____ Data

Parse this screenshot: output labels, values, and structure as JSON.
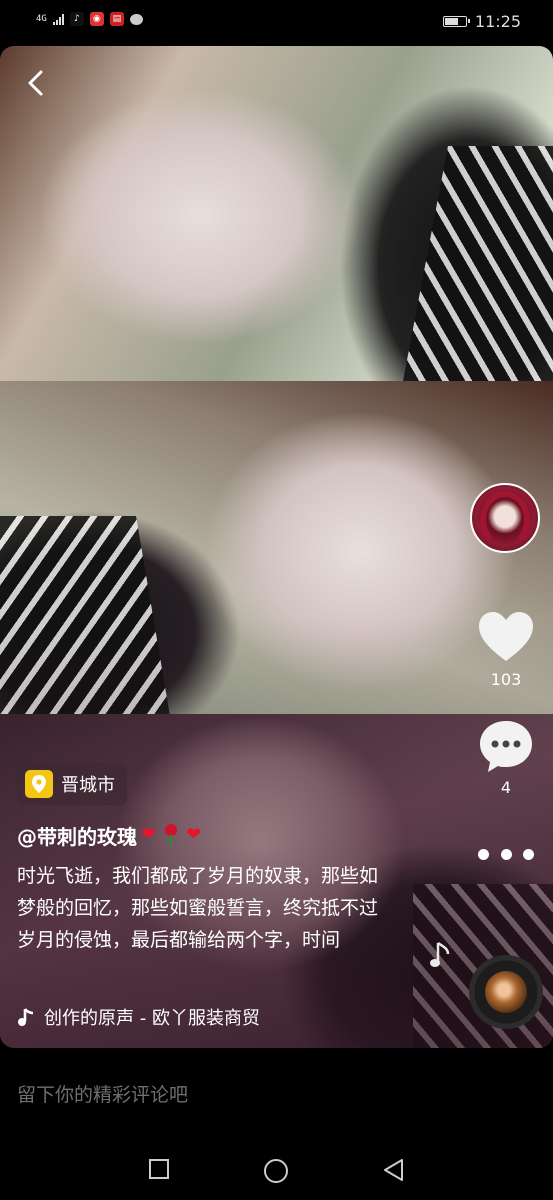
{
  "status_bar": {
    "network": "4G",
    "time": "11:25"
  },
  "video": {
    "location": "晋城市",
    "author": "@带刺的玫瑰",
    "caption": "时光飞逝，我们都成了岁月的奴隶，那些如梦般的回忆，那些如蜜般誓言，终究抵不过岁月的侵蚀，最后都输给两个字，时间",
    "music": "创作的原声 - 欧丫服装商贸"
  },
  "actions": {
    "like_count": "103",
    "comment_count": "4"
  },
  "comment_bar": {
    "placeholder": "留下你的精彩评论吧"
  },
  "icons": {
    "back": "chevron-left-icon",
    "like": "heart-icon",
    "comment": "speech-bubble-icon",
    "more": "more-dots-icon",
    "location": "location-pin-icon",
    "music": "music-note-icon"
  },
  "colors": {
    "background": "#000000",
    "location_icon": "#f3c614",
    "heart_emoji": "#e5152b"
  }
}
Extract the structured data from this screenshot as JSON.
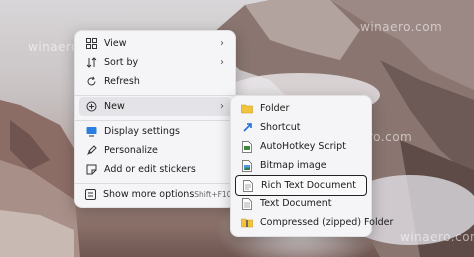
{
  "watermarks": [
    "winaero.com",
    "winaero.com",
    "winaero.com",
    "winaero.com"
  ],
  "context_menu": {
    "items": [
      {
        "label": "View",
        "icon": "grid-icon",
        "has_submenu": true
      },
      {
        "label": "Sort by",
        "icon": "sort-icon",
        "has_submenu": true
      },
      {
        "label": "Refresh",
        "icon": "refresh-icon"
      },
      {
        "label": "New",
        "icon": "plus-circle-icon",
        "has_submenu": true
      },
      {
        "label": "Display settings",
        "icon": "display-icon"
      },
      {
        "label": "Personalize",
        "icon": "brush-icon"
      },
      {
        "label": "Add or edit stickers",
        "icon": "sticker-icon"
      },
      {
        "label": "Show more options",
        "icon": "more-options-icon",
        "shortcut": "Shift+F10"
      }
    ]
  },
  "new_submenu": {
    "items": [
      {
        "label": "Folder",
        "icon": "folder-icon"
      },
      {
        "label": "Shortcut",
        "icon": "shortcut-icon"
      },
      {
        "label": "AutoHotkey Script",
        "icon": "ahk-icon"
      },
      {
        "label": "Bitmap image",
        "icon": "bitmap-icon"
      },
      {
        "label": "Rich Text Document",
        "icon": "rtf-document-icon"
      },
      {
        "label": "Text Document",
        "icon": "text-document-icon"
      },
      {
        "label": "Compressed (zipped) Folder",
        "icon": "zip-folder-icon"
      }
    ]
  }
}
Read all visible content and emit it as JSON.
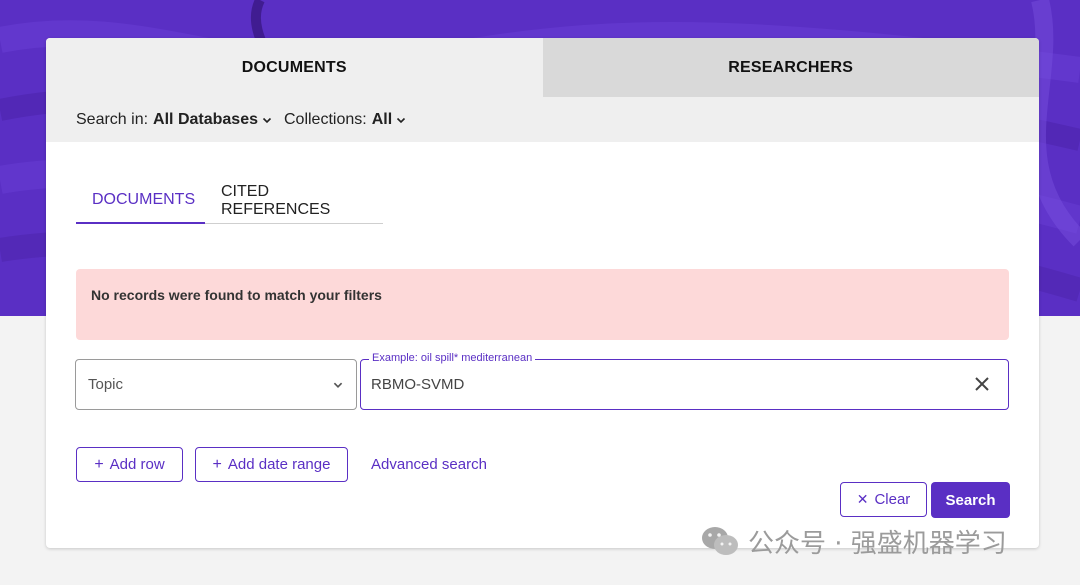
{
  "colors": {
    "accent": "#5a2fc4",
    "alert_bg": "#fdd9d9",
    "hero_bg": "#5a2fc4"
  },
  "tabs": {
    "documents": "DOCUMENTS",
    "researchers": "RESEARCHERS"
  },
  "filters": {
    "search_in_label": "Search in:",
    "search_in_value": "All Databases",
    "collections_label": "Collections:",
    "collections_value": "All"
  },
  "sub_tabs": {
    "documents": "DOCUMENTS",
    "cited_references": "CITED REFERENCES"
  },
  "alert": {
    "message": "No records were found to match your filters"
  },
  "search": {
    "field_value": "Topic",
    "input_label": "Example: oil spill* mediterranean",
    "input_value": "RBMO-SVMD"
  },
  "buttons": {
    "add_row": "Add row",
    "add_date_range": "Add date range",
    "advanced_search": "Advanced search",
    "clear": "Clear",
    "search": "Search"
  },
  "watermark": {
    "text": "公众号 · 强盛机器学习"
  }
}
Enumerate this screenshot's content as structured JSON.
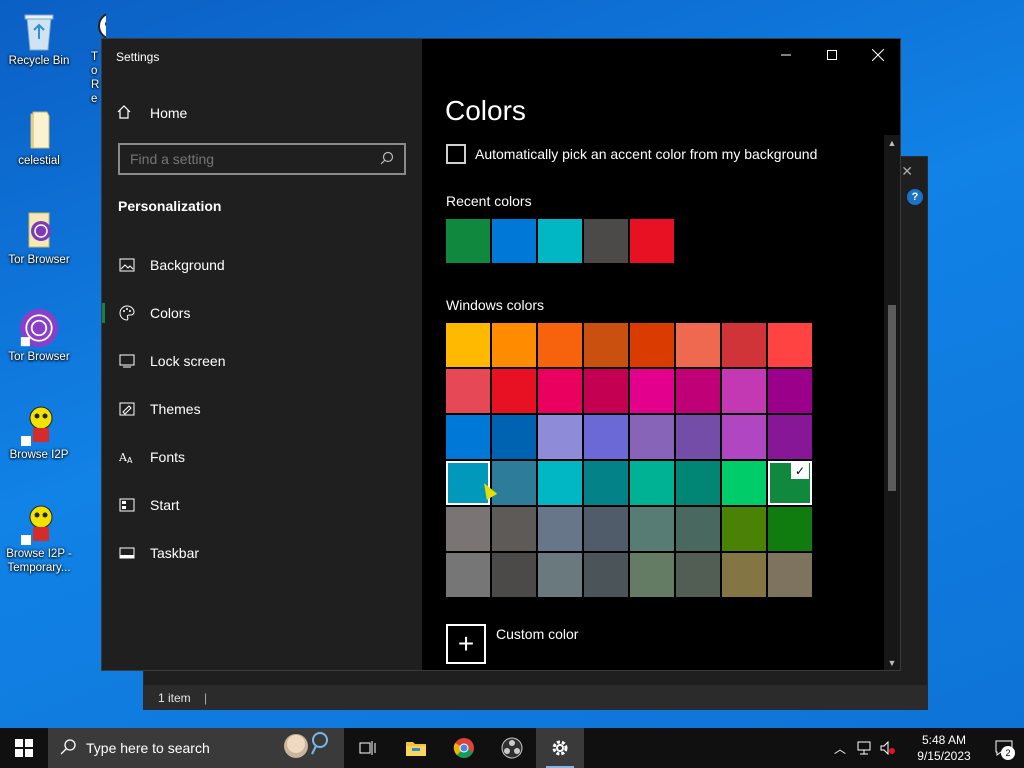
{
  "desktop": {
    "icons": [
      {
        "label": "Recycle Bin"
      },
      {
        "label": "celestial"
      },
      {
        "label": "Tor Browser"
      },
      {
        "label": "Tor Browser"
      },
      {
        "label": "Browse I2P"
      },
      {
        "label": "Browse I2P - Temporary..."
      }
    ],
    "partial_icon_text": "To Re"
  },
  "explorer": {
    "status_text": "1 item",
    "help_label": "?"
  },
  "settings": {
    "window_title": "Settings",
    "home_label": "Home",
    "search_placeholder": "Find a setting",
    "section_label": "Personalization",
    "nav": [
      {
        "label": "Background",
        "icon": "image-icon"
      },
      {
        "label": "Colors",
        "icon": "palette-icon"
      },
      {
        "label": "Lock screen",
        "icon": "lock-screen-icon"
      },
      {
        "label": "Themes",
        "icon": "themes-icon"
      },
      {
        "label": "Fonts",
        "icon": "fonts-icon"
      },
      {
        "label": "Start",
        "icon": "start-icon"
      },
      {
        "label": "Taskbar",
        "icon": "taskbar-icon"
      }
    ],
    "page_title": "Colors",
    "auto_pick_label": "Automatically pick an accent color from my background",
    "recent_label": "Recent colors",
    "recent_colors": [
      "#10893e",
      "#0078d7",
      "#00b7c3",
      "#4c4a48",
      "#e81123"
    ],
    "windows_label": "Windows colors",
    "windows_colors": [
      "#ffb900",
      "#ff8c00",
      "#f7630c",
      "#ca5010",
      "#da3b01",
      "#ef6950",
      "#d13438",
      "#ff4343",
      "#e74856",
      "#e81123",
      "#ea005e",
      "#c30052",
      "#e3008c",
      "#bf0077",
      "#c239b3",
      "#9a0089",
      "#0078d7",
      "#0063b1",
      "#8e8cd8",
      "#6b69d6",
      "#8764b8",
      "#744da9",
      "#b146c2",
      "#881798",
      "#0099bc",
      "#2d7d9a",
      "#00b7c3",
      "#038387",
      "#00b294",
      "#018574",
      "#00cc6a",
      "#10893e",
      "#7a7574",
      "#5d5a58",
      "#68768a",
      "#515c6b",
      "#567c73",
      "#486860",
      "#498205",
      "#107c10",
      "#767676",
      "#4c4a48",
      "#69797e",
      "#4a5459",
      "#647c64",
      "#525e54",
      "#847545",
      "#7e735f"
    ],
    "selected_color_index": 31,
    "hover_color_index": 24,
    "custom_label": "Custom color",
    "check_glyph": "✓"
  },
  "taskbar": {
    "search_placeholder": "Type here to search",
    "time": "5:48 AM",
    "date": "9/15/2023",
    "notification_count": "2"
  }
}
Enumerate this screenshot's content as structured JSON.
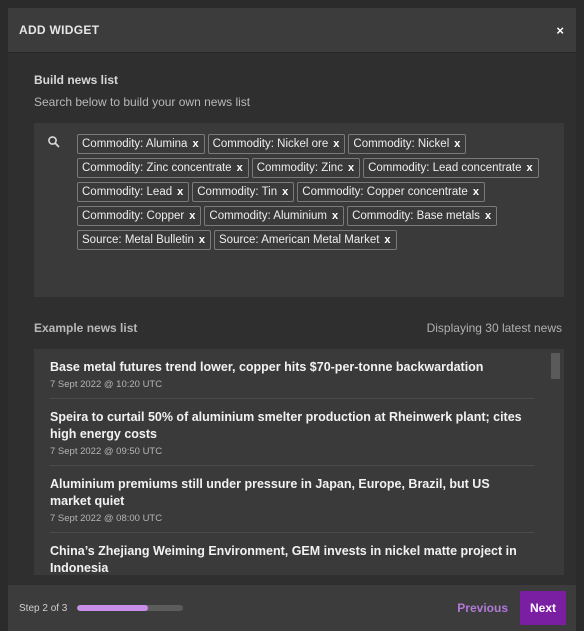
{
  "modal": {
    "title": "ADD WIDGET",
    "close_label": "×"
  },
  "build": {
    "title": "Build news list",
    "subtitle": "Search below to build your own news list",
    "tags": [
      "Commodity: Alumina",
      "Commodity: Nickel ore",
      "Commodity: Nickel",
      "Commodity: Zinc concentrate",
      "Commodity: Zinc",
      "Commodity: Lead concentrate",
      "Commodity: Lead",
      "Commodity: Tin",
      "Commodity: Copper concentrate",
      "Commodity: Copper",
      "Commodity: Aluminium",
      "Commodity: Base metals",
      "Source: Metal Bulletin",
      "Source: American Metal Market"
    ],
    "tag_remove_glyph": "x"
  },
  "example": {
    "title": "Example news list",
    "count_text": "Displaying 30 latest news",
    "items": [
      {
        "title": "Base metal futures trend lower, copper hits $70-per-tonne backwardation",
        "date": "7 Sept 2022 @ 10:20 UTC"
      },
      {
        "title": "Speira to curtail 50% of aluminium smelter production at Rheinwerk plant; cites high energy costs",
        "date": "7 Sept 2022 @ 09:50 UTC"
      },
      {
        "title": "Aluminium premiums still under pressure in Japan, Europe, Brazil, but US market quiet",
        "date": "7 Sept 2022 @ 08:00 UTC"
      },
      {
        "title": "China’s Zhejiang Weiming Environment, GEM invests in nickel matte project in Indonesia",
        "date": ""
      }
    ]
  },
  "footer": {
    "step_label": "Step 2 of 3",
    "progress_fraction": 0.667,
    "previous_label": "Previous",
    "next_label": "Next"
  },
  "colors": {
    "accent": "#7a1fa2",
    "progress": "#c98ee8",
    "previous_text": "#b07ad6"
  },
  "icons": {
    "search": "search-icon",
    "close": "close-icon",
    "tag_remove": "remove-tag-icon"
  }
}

________

**Objective**. Every line is to be duplicated exactly, though pictures stay out.

**Task solution**.
Parse this screenshot: output labels, values, and structure as JSON.
{
  "status_bar": {
    "network": "4G",
    "time": "11:25"
  },
  "video": {
    "location": "晋城市",
    "author": "@带刺的玫瑰",
    "caption": "时光飞逝，我们都成了岁月的奴隶，那些如梦般的回忆，那些如蜜般誓言，终究抵不过岁月的侵蚀，最后都输给两个字，时间",
    "music": "创作的原声 - 欧丫服装商贸"
  },
  "actions": {
    "like_count": "103",
    "comment_count": "4"
  },
  "comment_bar": {
    "placeholder": "留下你的精彩评论吧"
  },
  "icons": {
    "back": "chevron-left-icon",
    "like": "heart-icon",
    "comment": "speech-bubble-icon",
    "more": "more-dots-icon",
    "location": "location-pin-icon",
    "music": "music-note-icon"
  },
  "colors": {
    "background": "#000000",
    "location_icon": "#f3c614",
    "heart_emoji": "#e5152b"
  }
}
Extract the structured data from this screenshot as JSON.
{
  "watermarks": [
    "winaero.com",
    "winaero.com",
    "winaero.com",
    "winaero.com"
  ],
  "context_menu": {
    "items": [
      {
        "label": "View",
        "icon": "grid-icon",
        "has_submenu": true
      },
      {
        "label": "Sort by",
        "icon": "sort-icon",
        "has_submenu": true
      },
      {
        "label": "Refresh",
        "icon": "refresh-icon"
      },
      {
        "label": "New",
        "icon": "plus-circle-icon",
        "has_submenu": true
      },
      {
        "label": "Display settings",
        "icon": "display-icon"
      },
      {
        "label": "Personalize",
        "icon": "brush-icon"
      },
      {
        "label": "Add or edit stickers",
        "icon": "sticker-icon"
      },
      {
        "label": "Show more options",
        "icon": "more-options-icon",
        "shortcut": "Shift+F10"
      }
    ]
  },
  "new_submenu": {
    "items": [
      {
        "label": "Folder",
        "icon": "folder-icon"
      },
      {
        "label": "Shortcut",
        "icon": "shortcut-icon"
      },
      {
        "label": "AutoHotkey Script",
        "icon": "ahk-icon"
      },
      {
        "label": "Bitmap image",
        "icon": "bitmap-icon"
      },
      {
        "label": "Rich Text Document",
        "icon": "rtf-document-icon"
      },
      {
        "label": "Text Document",
        "icon": "text-document-icon"
      },
      {
        "label": "Compressed (zipped) Folder",
        "icon": "zip-folder-icon"
      }
    ]
  }
}
Read all visible content and emit it as JSON.
{
  "colors": {
    "accent": "#5a2fc4",
    "alert_bg": "#fdd9d9",
    "hero_bg": "#5a2fc4"
  },
  "tabs": {
    "documents": "DOCUMENTS",
    "researchers": "RESEARCHERS"
  },
  "filters": {
    "search_in_label": "Search in:",
    "search_in_value": "All Databases",
    "collections_label": "Collections:",
    "collections_value": "All"
  },
  "sub_tabs": {
    "documents": "DOCUMENTS",
    "cited_references": "CITED REFERENCES"
  },
  "alert": {
    "message": "No records were found to match your filters"
  },
  "search": {
    "field_value": "Topic",
    "input_label": "Example: oil spill* mediterranean",
    "input_value": "RBMO-SVMD"
  },
  "buttons": {
    "add_row": "Add row",
    "add_date_range": "Add date range",
    "advanced_search": "Advanced search",
    "clear": "Clear",
    "search": "Search"
  },
  "watermark": {
    "text": "公众号 · 强盛机器学习"
  }
}
Enumerate this screenshot's content as structured JSON.
{
  "desktop": {
    "icons": [
      {
        "label": "Recycle Bin"
      },
      {
        "label": "celestial"
      },
      {
        "label": "Tor Browser"
      },
      {
        "label": "Tor Browser"
      },
      {
        "label": "Browse I2P"
      },
      {
        "label": "Browse I2P - Temporary..."
      }
    ],
    "partial_icon_text": "To Re"
  },
  "explorer": {
    "status_text": "1 item",
    "help_label": "?"
  },
  "settings": {
    "window_title": "Settings",
    "home_label": "Home",
    "search_placeholder": "Find a setting",
    "section_label": "Personalization",
    "nav": [
      {
        "label": "Background",
        "icon": "image-icon"
      },
      {
        "label": "Colors",
        "icon": "palette-icon"
      },
      {
        "label": "Lock screen",
        "icon": "lock-screen-icon"
      },
      {
        "label": "Themes",
        "icon": "themes-icon"
      },
      {
        "label": "Fonts",
        "icon": "fonts-icon"
      },
      {
        "label": "Start",
        "icon": "start-icon"
      },
      {
        "label": "Taskbar",
        "icon": "taskbar-icon"
      }
    ],
    "page_title": "Colors",
    "auto_pick_label": "Automatically pick an accent color from my background",
    "recent_label": "Recent colors",
    "recent_colors": [
      "#10893e",
      "#0078d7",
      "#00b7c3",
      "#4c4a48",
      "#e81123"
    ],
    "windows_label": "Windows colors",
    "windows_colors": [
      "#ffb900",
      "#ff8c00",
      "#f7630c",
      "#ca5010",
      "#da3b01",
      "#ef6950",
      "#d13438",
      "#ff4343",
      "#e74856",
      "#e81123",
      "#ea005e",
      "#c30052",
      "#e3008c",
      "#bf0077",
      "#c239b3",
      "#9a0089",
      "#0078d7",
      "#0063b1",
      "#8e8cd8",
      "#6b69d6",
      "#8764b8",
      "#744da9",
      "#b146c2",
      "#881798",
      "#0099bc",
      "#2d7d9a",
      "#00b7c3",
      "#038387",
      "#00b294",
      "#018574",
      "#00cc6a",
      "#10893e",
      "#7a7574",
      "#5d5a58",
      "#68768a",
      "#515c6b",
      "#567c73",
      "#486860",
      "#498205",
      "#107c10",
      "#767676",
      "#4c4a48",
      "#69797e",
      "#4a5459",
      "#647c64",
      "#525e54",
      "#847545",
      "#7e735f"
    ],
    "selected_color_index": 31,
    "hover_color_index": 24,
    "custom_label": "Custom color",
    "check_glyph": "✓"
  },
  "taskbar": {
    "search_placeholder": "Type here to search",
    "time": "5:48 AM",
    "date": "9/15/2023",
    "notification_count": "2"
  }
}
Enumerate this screenshot's content as structured JSON.
{
  "modal": {
    "title": "ADD WIDGET",
    "close_label": "×"
  },
  "build": {
    "title": "Build news list",
    "subtitle": "Search below to build your own news list",
    "tags": [
      "Commodity: Alumina",
      "Commodity: Nickel ore",
      "Commodity: Nickel",
      "Commodity: Zinc concentrate",
      "Commodity: Zinc",
      "Commodity: Lead concentrate",
      "Commodity: Lead",
      "Commodity: Tin",
      "Commodity: Copper concentrate",
      "Commodity: Copper",
      "Commodity: Aluminium",
      "Commodity: Base metals",
      "Source: Metal Bulletin",
      "Source: American Metal Market"
    ],
    "tag_remove_glyph": "x"
  },
  "example": {
    "title": "Example news list",
    "count_text": "Displaying 30 latest news",
    "items": [
      {
        "title": "Base metal futures trend lower, copper hits $70-per-tonne backwardation",
        "date": "7 Sept 2022 @ 10:20 UTC"
      },
      {
        "title": "Speira to curtail 50% of aluminium smelter production at Rheinwerk plant; cites high energy costs",
        "date": "7 Sept 2022 @ 09:50 UTC"
      },
      {
        "title": "Aluminium premiums still under pressure in Japan, Europe, Brazil, but US market quiet",
        "date": "7 Sept 2022 @ 08:00 UTC"
      },
      {
        "title": "China’s Zhejiang Weiming Environment, GEM invests in nickel matte project in Indonesia",
        "date": ""
      }
    ]
  },
  "footer": {
    "step_label": "Step 2 of 3",
    "progress_fraction": 0.667,
    "previous_label": "Previous",
    "next_label": "Next"
  },
  "colors": {
    "accent": "#7a1fa2",
    "progress": "#c98ee8",
    "previous_text": "#b07ad6"
  },
  "icons": {
    "search": "search-icon",
    "close": "close-icon",
    "tag_remove": "remove-tag-icon"
  }
}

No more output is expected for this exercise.